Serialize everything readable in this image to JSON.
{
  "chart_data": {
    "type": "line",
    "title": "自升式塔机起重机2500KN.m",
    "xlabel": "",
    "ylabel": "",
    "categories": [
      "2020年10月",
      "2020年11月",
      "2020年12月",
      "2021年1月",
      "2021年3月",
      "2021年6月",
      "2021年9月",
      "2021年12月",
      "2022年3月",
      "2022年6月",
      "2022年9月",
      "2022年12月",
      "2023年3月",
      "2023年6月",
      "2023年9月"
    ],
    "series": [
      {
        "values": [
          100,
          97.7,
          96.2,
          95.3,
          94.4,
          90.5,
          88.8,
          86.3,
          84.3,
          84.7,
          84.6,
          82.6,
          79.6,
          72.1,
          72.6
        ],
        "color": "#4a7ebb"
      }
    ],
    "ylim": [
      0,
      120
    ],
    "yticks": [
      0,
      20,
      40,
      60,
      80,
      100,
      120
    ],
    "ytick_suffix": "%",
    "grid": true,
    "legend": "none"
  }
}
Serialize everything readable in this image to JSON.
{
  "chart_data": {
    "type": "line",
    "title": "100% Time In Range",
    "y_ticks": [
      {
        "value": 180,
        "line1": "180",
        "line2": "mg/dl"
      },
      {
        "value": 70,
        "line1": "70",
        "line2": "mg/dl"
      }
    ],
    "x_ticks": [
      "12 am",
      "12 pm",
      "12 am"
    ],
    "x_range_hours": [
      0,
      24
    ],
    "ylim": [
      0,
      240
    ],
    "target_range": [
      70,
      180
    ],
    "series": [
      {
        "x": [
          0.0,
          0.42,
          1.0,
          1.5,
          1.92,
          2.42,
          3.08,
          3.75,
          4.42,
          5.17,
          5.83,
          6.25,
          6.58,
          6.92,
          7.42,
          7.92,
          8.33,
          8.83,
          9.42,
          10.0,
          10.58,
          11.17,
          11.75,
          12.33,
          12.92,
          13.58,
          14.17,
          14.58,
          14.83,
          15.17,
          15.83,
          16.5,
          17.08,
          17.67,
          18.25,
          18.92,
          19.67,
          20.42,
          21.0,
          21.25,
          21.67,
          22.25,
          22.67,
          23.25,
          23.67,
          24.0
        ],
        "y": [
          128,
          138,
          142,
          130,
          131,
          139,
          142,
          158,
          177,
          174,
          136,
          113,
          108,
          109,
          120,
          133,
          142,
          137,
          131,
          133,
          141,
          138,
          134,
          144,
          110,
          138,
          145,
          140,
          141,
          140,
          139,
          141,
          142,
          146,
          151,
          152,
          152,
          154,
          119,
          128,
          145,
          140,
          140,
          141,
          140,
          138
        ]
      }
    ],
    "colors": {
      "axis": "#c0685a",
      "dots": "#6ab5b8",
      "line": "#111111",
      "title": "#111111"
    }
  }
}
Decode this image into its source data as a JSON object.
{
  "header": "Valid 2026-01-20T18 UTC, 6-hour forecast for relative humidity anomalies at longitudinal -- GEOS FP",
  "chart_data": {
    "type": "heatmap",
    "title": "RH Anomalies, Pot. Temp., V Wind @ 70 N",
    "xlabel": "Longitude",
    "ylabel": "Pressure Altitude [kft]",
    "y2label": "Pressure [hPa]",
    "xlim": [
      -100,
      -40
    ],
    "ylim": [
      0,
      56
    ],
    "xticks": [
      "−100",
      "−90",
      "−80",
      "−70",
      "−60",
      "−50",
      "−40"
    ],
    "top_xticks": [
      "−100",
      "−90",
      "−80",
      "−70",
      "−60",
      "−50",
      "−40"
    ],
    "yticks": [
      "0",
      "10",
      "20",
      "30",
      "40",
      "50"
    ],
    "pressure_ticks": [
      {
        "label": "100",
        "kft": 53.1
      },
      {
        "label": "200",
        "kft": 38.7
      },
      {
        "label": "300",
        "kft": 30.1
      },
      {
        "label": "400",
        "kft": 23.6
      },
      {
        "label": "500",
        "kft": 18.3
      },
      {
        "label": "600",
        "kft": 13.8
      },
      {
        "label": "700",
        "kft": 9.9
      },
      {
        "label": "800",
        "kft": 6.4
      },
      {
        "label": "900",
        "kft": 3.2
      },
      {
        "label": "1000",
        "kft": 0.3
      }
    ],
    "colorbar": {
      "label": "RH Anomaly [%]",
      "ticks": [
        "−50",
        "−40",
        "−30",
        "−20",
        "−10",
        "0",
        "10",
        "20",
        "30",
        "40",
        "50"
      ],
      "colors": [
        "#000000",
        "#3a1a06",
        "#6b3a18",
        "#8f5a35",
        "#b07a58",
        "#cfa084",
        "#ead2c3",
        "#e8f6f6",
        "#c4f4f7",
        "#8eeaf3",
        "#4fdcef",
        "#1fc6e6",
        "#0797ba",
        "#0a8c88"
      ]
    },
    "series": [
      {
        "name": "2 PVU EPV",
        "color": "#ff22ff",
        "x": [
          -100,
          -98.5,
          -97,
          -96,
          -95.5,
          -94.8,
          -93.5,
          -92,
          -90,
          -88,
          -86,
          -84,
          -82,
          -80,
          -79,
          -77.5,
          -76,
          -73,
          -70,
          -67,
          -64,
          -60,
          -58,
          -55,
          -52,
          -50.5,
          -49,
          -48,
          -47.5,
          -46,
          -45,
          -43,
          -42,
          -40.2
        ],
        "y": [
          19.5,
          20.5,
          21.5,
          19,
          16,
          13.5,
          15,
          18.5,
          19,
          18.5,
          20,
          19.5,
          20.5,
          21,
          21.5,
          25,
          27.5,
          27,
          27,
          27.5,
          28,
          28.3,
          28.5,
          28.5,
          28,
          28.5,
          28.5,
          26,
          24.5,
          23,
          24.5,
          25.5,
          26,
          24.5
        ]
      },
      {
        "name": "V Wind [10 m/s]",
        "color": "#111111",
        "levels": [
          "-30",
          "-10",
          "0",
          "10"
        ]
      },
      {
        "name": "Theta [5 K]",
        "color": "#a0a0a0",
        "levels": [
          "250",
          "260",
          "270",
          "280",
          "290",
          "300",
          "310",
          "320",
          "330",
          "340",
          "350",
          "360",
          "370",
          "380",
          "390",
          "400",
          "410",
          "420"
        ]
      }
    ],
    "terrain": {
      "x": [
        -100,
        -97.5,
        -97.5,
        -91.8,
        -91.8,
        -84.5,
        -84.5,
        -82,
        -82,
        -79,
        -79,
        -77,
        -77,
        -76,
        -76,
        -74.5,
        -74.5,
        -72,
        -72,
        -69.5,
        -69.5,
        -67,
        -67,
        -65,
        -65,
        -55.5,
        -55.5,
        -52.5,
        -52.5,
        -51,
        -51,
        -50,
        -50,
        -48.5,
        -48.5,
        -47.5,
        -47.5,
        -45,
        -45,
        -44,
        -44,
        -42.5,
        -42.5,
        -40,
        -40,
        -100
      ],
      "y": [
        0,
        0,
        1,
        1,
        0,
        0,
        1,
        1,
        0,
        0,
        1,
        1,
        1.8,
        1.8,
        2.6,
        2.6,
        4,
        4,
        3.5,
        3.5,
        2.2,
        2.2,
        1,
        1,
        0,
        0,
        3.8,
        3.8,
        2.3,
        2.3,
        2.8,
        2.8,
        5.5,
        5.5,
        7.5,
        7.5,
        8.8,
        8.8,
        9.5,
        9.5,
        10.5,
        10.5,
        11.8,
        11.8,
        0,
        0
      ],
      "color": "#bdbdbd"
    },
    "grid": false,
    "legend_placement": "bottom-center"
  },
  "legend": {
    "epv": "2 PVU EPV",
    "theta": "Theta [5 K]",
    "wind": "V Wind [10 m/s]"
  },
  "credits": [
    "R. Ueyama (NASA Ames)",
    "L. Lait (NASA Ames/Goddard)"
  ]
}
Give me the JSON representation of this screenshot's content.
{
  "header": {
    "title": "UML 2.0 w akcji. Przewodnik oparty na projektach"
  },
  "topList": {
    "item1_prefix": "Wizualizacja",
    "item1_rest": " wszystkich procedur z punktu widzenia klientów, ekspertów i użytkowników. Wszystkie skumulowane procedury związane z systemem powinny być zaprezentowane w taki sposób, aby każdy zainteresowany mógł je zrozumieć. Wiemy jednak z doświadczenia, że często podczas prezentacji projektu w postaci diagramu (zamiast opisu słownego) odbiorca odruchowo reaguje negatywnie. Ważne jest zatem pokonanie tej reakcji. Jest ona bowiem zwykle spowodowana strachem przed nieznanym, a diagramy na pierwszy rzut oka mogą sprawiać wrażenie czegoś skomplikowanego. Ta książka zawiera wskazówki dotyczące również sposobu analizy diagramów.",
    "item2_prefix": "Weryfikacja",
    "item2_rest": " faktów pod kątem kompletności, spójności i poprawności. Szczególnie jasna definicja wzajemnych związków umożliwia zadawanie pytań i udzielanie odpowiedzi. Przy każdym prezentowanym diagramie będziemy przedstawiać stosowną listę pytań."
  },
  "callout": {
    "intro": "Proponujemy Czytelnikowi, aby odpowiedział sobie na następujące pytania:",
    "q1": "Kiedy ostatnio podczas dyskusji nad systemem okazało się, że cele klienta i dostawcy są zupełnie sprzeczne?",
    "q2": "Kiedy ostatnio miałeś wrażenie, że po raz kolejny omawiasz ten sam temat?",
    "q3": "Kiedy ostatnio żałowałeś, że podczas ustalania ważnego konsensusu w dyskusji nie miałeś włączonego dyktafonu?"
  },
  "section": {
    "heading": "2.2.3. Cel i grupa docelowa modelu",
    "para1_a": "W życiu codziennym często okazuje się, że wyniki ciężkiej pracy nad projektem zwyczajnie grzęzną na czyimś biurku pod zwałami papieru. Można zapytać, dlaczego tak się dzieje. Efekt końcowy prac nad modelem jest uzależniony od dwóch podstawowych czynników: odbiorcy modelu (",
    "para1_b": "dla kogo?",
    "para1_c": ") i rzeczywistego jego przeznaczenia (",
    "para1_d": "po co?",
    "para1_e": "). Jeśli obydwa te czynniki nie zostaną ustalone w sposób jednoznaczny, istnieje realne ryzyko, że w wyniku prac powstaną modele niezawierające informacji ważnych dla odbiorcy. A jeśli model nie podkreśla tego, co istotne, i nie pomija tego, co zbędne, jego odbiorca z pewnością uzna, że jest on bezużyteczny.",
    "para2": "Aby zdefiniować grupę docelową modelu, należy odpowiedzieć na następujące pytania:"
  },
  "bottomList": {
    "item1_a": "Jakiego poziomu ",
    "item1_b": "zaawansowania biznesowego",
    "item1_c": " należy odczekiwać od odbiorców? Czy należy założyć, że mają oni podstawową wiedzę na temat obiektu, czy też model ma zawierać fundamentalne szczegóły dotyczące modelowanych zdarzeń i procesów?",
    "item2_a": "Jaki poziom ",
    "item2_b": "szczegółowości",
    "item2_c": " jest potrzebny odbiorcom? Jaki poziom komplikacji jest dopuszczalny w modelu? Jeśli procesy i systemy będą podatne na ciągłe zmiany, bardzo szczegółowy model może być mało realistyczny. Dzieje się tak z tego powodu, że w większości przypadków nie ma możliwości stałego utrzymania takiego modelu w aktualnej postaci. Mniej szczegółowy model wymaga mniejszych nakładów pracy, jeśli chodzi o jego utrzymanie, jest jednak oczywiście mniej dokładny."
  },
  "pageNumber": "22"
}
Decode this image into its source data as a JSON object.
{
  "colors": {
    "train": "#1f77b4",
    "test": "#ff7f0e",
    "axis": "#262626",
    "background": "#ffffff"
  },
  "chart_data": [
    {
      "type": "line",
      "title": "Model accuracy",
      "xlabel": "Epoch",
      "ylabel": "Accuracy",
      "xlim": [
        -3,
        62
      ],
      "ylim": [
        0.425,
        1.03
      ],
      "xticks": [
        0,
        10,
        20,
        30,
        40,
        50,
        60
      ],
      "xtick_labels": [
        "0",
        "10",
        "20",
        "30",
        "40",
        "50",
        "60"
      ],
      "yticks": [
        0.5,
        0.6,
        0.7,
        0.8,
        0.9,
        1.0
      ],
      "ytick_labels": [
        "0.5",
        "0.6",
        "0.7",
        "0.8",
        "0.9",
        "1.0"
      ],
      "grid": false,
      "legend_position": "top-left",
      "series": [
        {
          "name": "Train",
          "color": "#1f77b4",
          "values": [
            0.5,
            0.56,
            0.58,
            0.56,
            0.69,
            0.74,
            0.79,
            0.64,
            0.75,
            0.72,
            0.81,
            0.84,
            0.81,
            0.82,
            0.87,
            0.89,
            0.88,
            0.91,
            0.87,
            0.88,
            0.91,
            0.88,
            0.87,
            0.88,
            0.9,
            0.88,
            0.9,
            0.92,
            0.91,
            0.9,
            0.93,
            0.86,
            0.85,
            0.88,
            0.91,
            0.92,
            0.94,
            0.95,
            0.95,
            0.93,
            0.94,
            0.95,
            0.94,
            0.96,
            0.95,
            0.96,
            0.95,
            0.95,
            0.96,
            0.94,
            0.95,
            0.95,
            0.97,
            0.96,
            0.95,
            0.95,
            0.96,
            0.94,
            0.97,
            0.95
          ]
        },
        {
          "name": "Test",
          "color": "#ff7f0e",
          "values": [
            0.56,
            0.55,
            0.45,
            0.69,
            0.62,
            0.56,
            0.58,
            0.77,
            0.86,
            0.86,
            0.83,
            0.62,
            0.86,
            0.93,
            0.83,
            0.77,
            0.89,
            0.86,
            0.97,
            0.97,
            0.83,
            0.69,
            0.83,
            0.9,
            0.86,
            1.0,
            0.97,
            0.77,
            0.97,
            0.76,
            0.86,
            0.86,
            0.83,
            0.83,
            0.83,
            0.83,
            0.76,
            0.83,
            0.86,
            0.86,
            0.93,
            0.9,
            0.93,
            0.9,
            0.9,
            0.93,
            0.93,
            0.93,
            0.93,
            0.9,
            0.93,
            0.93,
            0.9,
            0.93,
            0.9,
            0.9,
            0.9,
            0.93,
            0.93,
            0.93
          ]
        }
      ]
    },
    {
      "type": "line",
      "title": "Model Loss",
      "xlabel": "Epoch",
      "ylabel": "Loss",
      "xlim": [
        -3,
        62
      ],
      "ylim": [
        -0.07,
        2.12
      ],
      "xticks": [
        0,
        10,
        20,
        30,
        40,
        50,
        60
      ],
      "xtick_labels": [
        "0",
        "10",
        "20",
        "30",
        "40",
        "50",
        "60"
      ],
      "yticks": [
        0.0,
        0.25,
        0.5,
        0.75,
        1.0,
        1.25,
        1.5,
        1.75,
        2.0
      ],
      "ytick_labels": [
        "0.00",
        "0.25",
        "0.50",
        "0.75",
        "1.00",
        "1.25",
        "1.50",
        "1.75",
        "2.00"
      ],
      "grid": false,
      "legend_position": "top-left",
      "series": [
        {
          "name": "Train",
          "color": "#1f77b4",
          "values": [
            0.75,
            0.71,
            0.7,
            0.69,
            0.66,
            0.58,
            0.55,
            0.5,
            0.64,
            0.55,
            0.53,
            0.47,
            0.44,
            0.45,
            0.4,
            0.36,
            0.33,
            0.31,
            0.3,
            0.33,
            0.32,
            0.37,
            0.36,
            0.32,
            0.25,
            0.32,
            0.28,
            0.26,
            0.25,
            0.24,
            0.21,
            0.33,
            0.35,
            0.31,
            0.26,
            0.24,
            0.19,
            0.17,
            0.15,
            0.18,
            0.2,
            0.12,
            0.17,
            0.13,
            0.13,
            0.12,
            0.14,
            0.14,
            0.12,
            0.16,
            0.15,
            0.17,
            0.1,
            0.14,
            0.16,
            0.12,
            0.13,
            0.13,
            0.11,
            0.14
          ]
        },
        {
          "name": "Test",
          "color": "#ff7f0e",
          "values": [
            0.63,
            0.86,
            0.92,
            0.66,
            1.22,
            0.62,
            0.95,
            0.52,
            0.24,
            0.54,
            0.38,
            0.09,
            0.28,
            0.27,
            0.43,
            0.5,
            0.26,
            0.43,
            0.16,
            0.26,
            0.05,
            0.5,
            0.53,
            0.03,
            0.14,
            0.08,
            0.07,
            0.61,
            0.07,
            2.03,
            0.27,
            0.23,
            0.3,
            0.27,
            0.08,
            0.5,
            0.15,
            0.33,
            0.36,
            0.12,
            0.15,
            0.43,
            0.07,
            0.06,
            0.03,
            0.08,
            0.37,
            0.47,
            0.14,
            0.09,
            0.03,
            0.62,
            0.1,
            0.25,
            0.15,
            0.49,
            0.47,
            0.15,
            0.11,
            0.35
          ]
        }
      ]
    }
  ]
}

#### WHAT THE TASK REQUIRES
Return each line where "ylabel" shows up.

#### RESULT OF THIS EXERCISE
    "ylabel": "",
    "ylabel": "Pressure Altitude [kft]",
      "ylabel": "Accuracy",
      "ylabel": "Loss",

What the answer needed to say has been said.